[DATASET EXTRACT]
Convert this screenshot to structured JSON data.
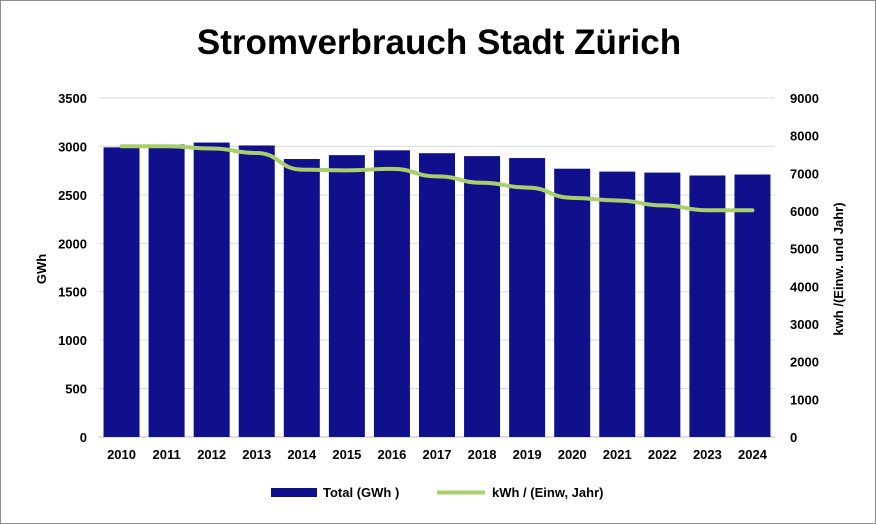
{
  "chart_data": {
    "type": "bar",
    "title": "Stromverbrauch Stadt Zürich",
    "categories": [
      "2010",
      "2011",
      "2012",
      "2013",
      "2014",
      "2015",
      "2016",
      "2017",
      "2018",
      "2019",
      "2020",
      "2021",
      "2022",
      "2023",
      "2024"
    ],
    "series": [
      {
        "name": "Total (GWh )",
        "type": "bar",
        "axis": "left",
        "color": "#10108c",
        "values": [
          2990,
          3020,
          3040,
          3010,
          2870,
          2910,
          2960,
          2930,
          2900,
          2880,
          2770,
          2740,
          2730,
          2700,
          2710
        ]
      },
      {
        "name": "kWh / (Einw, Jahr)",
        "type": "line",
        "axis": "right",
        "color": "#a8cf6a",
        "values": [
          7720,
          7720,
          7660,
          7540,
          7100,
          7080,
          7120,
          6920,
          6750,
          6620,
          6350,
          6280,
          6150,
          6020,
          6020
        ]
      }
    ],
    "ylabel": "GWh",
    "y2label": "kwh /(Einw. und Jahr)",
    "ylim": [
      0,
      3500
    ],
    "y2lim": [
      0,
      9000
    ],
    "yticks": [
      "0",
      "500",
      "1000",
      "1500",
      "2000",
      "2500",
      "3000",
      "3500"
    ],
    "y2ticks": [
      "0",
      "1000",
      "2000",
      "3000",
      "4000",
      "5000",
      "6000",
      "7000",
      "8000",
      "9000"
    ],
    "grid": true,
    "legend_position": "bottom"
  }
}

[EXERCISE]
Give the count of lines in the listing above that include "Einw", with no other words.

[REPLY TO THE EXERCISE]
2